• [Goal] Without any pictures, reproduce exactly the lines running from the line containing "What text is on this page?" through the end of the entries.

• [Data excerpts]
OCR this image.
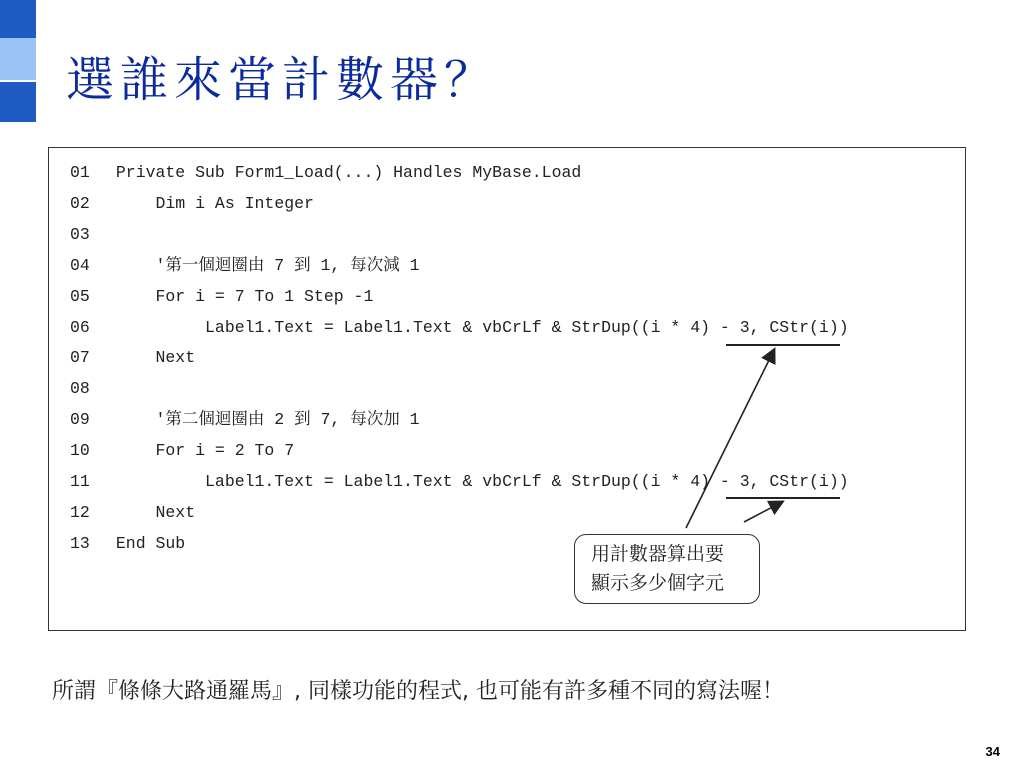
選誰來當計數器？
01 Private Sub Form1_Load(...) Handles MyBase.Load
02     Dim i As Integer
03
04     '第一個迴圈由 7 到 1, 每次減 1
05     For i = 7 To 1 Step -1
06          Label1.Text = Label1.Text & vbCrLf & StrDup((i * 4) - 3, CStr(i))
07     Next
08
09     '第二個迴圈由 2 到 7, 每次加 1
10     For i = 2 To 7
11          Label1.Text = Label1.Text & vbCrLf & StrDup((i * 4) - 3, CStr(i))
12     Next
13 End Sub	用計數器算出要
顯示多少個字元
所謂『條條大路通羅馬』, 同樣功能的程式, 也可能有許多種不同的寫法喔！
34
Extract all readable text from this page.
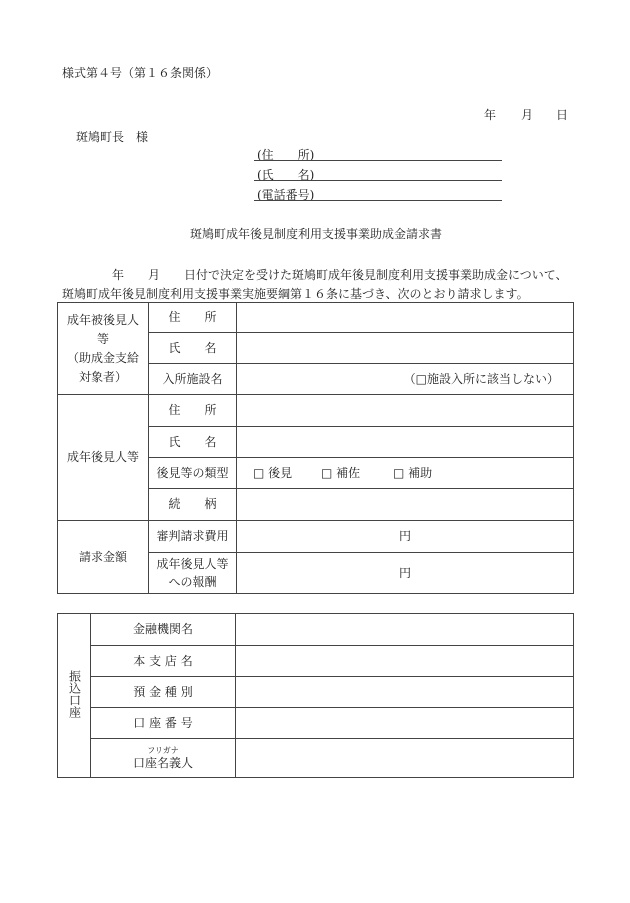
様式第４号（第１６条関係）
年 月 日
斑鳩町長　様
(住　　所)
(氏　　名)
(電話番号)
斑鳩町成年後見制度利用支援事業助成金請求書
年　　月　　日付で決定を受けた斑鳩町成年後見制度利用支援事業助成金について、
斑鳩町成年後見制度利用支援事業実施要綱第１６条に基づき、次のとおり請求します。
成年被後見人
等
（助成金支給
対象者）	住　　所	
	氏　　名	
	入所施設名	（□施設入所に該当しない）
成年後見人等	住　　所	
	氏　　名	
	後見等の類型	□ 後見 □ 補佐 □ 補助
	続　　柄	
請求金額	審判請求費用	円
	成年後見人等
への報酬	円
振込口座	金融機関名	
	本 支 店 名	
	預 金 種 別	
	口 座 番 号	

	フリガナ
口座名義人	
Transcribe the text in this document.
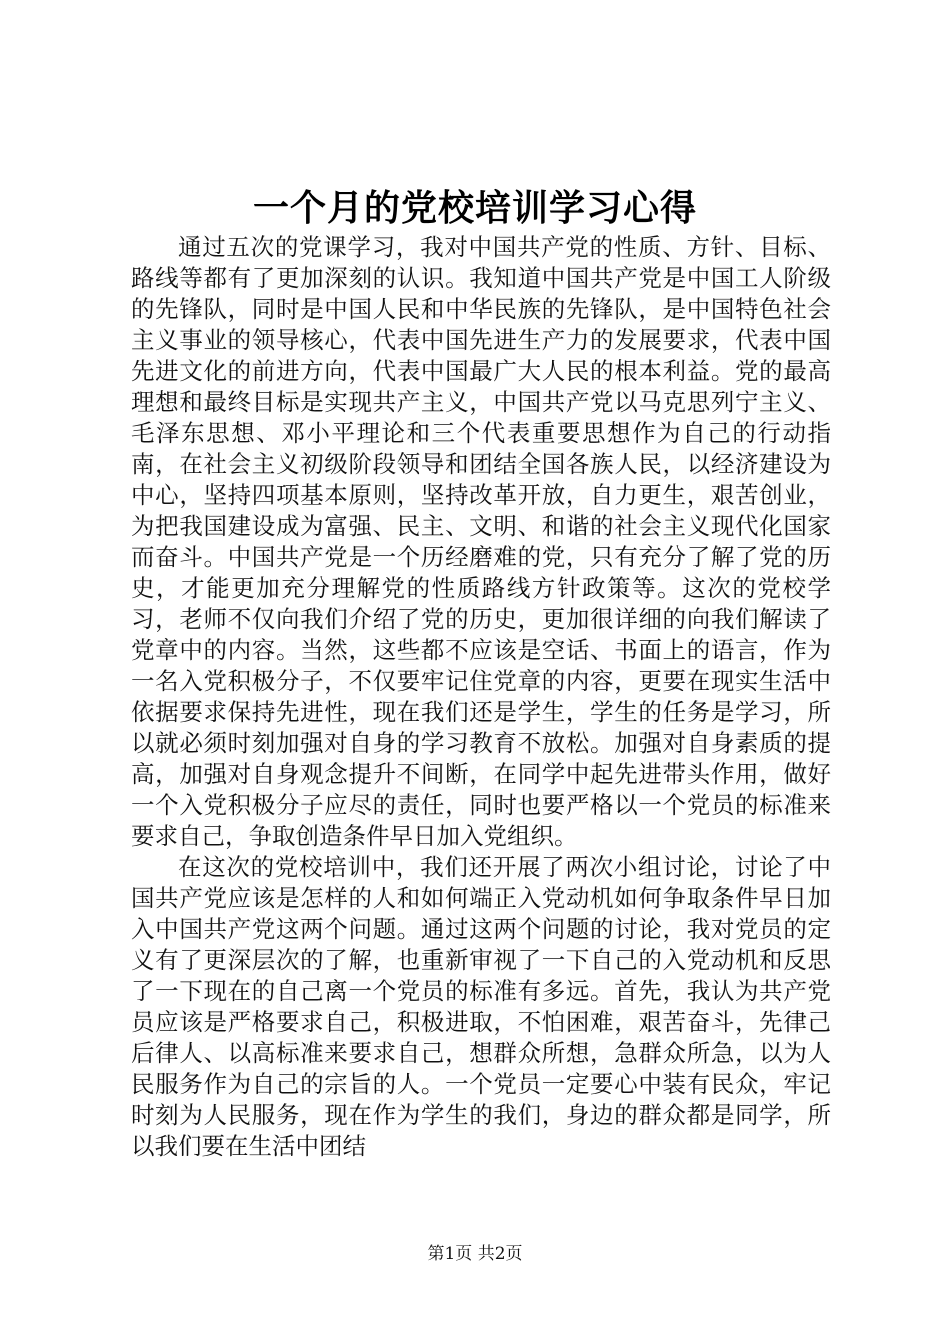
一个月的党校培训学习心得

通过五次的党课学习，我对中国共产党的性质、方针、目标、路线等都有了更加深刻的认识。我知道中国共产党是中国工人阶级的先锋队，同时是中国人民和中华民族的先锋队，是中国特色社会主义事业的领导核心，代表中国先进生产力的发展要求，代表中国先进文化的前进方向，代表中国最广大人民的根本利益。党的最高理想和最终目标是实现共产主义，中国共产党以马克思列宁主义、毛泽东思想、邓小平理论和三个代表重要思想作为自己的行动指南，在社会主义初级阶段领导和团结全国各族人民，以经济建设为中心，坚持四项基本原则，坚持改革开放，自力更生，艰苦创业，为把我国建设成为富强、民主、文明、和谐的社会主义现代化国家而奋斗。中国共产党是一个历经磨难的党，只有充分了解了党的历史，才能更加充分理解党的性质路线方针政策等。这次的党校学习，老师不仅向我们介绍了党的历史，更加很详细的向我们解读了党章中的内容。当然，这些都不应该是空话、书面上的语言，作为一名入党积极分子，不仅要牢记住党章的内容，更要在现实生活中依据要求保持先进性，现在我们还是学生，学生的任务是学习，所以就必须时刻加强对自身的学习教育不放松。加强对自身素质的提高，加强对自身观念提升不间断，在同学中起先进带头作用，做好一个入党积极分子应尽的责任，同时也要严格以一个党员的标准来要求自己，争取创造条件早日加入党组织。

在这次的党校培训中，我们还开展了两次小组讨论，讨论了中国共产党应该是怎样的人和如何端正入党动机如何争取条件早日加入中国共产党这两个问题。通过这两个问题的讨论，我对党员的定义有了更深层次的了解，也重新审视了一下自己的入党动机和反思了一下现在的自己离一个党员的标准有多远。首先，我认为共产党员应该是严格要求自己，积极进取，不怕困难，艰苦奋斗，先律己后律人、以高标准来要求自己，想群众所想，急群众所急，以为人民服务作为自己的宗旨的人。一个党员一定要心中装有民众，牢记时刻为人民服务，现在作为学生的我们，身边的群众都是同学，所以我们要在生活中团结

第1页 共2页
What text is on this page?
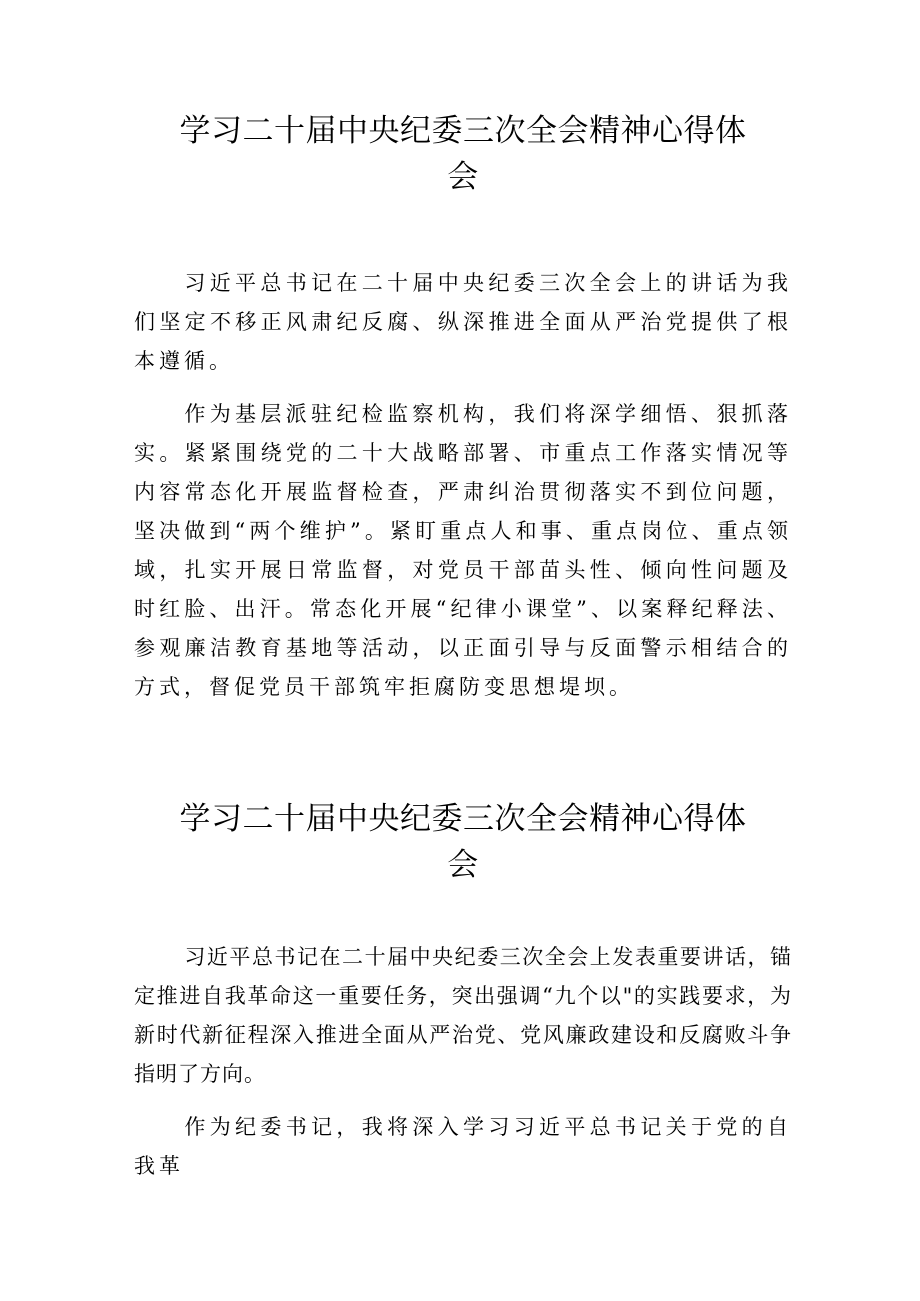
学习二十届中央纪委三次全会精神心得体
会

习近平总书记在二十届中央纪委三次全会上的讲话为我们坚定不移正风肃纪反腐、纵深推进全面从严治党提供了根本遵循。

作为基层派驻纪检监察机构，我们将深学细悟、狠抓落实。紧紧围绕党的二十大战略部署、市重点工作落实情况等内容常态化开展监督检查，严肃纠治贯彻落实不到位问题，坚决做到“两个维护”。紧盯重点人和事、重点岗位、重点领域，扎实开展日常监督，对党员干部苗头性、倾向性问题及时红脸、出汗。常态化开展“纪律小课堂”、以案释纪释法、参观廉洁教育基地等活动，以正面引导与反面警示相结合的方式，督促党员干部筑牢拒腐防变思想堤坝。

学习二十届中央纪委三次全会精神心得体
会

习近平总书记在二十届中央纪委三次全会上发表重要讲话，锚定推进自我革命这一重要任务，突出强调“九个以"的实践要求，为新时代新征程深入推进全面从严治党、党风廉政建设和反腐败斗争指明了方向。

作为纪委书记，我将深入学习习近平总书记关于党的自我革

• [Written reply]
What text is on this page?
学习二十届中央纪委三次全会精神心得体
会

习近平总书记在二十届中央纪委三次全会上的讲话为我们坚定不移正风肃纪反腐、纵深推进全面从严治党提供了根本遵循。

作为基层派驻纪检监察机构，我们将深学细悟、狠抓落实。紧紧围绕党的二十大战略部署、市重点工作落实情况等内容常态化开展监督检查，严肃纠治贯彻落实不到位问题，坚决做到“两个维护”。紧盯重点人和事、重点岗位、重点领域，扎实开展日常监督，对党员干部苗头性、倾向性问题及时红脸、出汗。常态化开展“纪律小课堂”、以案释纪释法、参观廉洁教育基地等活动，以正面引导与反面警示相结合的方式，督促党员干部筑牢拒腐防变思想堤坝。

学习二十届中央纪委三次全会精神心得体
会

习近平总书记在二十届中央纪委三次全会上发表重要讲话，锚定推进自我革命这一重要任务，突出强调“九个以"的实践要求，为新时代新征程深入推进全面从严治党、党风廉政建设和反腐败斗争指明了方向。

作为纪委书记，我将深入学习习近平总书记关于党的自我革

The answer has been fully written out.